● **PROBLEM DESCRIPTION**:
Reproduce the items below word for word, from the first line through the line that contains "square-d8[interactable] bbox=[238, 18, 312, 92]", including both of those lines.

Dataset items
===

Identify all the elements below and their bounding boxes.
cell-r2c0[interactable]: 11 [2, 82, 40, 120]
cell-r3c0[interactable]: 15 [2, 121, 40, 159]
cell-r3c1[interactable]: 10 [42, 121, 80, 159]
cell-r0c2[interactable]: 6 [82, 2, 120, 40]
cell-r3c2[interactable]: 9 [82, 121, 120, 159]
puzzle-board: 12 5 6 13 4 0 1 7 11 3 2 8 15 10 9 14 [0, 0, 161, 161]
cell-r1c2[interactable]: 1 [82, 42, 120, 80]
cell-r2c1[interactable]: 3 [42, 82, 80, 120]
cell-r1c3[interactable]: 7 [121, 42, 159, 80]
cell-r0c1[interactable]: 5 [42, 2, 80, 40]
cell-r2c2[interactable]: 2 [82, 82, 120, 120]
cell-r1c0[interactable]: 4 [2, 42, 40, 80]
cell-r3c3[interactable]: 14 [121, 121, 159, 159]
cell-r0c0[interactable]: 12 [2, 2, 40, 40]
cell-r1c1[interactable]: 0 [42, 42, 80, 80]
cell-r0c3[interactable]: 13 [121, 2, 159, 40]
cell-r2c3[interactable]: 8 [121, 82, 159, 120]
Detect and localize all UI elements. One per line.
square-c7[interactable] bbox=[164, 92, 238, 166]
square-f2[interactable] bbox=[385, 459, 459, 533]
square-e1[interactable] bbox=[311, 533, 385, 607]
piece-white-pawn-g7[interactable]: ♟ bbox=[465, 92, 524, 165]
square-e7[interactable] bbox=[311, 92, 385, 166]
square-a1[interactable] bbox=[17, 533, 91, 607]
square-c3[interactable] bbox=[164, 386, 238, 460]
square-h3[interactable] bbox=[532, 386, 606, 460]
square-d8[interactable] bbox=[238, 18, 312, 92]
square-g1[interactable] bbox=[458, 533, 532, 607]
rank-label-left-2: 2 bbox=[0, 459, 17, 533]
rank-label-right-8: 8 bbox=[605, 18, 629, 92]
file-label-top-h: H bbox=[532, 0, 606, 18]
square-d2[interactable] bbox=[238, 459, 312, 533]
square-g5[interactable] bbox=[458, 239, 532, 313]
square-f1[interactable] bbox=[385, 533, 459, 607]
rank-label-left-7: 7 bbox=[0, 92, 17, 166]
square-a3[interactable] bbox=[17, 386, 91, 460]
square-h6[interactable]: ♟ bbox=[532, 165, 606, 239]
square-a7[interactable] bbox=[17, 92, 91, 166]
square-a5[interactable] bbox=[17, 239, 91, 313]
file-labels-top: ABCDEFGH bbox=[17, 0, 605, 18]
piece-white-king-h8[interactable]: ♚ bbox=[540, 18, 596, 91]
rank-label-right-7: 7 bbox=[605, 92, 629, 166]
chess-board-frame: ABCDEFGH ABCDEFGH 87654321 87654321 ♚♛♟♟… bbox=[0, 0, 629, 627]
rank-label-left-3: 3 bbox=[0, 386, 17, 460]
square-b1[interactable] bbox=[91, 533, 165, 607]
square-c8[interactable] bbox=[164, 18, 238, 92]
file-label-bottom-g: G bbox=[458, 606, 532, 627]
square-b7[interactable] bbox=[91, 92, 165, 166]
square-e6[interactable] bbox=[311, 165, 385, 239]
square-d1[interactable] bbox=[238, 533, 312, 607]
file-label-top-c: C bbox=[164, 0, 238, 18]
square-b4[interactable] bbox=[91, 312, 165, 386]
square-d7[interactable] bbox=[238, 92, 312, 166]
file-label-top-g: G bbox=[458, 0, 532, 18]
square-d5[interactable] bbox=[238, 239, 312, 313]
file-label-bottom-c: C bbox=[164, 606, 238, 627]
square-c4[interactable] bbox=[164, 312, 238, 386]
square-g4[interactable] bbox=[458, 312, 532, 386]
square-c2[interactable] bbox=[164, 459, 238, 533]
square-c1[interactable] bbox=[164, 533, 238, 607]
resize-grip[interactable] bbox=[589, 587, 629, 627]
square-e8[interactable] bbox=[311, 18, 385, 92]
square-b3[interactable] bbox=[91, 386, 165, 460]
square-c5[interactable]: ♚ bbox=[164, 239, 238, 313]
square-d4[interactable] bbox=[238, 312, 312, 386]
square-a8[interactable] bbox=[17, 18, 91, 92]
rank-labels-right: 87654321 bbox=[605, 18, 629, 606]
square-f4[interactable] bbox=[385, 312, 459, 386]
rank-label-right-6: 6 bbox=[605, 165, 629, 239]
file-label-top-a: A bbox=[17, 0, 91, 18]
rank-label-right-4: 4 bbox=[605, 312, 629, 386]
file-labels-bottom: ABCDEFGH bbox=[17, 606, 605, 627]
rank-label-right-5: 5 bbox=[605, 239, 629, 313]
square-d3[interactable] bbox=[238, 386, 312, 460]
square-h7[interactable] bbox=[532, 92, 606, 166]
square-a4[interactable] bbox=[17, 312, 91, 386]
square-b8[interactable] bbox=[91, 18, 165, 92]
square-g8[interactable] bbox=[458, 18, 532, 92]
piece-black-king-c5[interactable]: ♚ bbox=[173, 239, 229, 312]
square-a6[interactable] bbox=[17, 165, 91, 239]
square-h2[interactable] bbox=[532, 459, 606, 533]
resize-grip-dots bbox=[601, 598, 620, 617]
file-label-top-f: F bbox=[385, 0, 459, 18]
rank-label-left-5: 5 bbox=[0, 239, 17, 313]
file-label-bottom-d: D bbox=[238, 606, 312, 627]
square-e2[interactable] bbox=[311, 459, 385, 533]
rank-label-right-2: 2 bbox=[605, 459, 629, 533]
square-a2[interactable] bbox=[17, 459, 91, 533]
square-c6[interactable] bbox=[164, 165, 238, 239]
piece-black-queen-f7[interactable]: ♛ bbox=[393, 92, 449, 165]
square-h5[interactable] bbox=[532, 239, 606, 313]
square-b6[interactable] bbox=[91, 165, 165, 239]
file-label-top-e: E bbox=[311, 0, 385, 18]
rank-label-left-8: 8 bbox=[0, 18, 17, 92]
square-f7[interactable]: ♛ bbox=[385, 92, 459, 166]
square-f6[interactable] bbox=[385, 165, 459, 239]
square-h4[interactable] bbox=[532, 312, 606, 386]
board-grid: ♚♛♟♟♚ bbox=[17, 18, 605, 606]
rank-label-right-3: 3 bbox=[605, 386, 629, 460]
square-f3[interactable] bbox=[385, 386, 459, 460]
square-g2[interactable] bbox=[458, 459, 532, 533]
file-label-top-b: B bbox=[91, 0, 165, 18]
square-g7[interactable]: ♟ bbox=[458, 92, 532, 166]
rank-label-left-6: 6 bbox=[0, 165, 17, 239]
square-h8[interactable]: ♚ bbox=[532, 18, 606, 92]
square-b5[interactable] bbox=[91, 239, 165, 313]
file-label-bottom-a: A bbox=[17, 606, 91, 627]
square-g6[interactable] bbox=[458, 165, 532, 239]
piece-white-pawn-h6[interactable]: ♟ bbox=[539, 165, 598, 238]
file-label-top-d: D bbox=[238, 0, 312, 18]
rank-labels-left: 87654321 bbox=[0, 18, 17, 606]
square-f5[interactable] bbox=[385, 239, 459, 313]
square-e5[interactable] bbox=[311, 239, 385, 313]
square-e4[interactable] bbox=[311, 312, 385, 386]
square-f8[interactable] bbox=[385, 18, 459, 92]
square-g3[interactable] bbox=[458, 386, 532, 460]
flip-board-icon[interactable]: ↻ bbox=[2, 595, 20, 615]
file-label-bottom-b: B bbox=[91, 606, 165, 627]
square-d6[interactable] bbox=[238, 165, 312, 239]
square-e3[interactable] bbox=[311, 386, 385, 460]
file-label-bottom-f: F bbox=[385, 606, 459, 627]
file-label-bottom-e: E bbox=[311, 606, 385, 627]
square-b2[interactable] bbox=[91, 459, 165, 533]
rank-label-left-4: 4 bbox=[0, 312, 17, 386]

===

● **ANSWER TO THIS TASK**:
Identify all the elements below and their bounding boxes.
cell-r2c0[interactable]: 11 [2, 82, 40, 120]
cell-r3c0[interactable]: 15 [2, 121, 40, 159]
cell-r3c1[interactable]: 10 [42, 121, 80, 159]
cell-r0c2[interactable]: 6 [82, 2, 120, 40]
cell-r3c2[interactable]: 9 [82, 121, 120, 159]
puzzle-board: 12 5 6 13 4 0 1 7 11 3 2 8 15 10 9 14 [0, 0, 161, 161]
cell-r1c2[interactable]: 1 [82, 42, 120, 80]
cell-r2c1[interactable]: 3 [42, 82, 80, 120]
cell-r1c3[interactable]: 7 [121, 42, 159, 80]
cell-r0c1[interactable]: 5 [42, 2, 80, 40]
cell-r2c2[interactable]: 2 [82, 82, 120, 120]
cell-r1c0[interactable]: 4 [2, 42, 40, 80]
cell-r3c3[interactable]: 14 [121, 121, 159, 159]
cell-r0c0[interactable]: 12 [2, 2, 40, 40]
cell-r1c1[interactable]: 0 [42, 42, 80, 80]
cell-r0c3[interactable]: 13 [121, 2, 159, 40]
cell-r2c3[interactable]: 8 [121, 82, 159, 120]
Detect and localize all UI elements. One per line.
square-c7[interactable] bbox=[164, 92, 238, 166]
square-f2[interactable] bbox=[385, 459, 459, 533]
square-e1[interactable] bbox=[311, 533, 385, 607]
piece-white-pawn-g7[interactable]: ♟ bbox=[465, 92, 524, 165]
square-e7[interactable] bbox=[311, 92, 385, 166]
square-a1[interactable] bbox=[17, 533, 91, 607]
square-c3[interactable] bbox=[164, 386, 238, 460]
square-h3[interactable] bbox=[532, 386, 606, 460]
square-d8[interactable] bbox=[238, 18, 312, 92]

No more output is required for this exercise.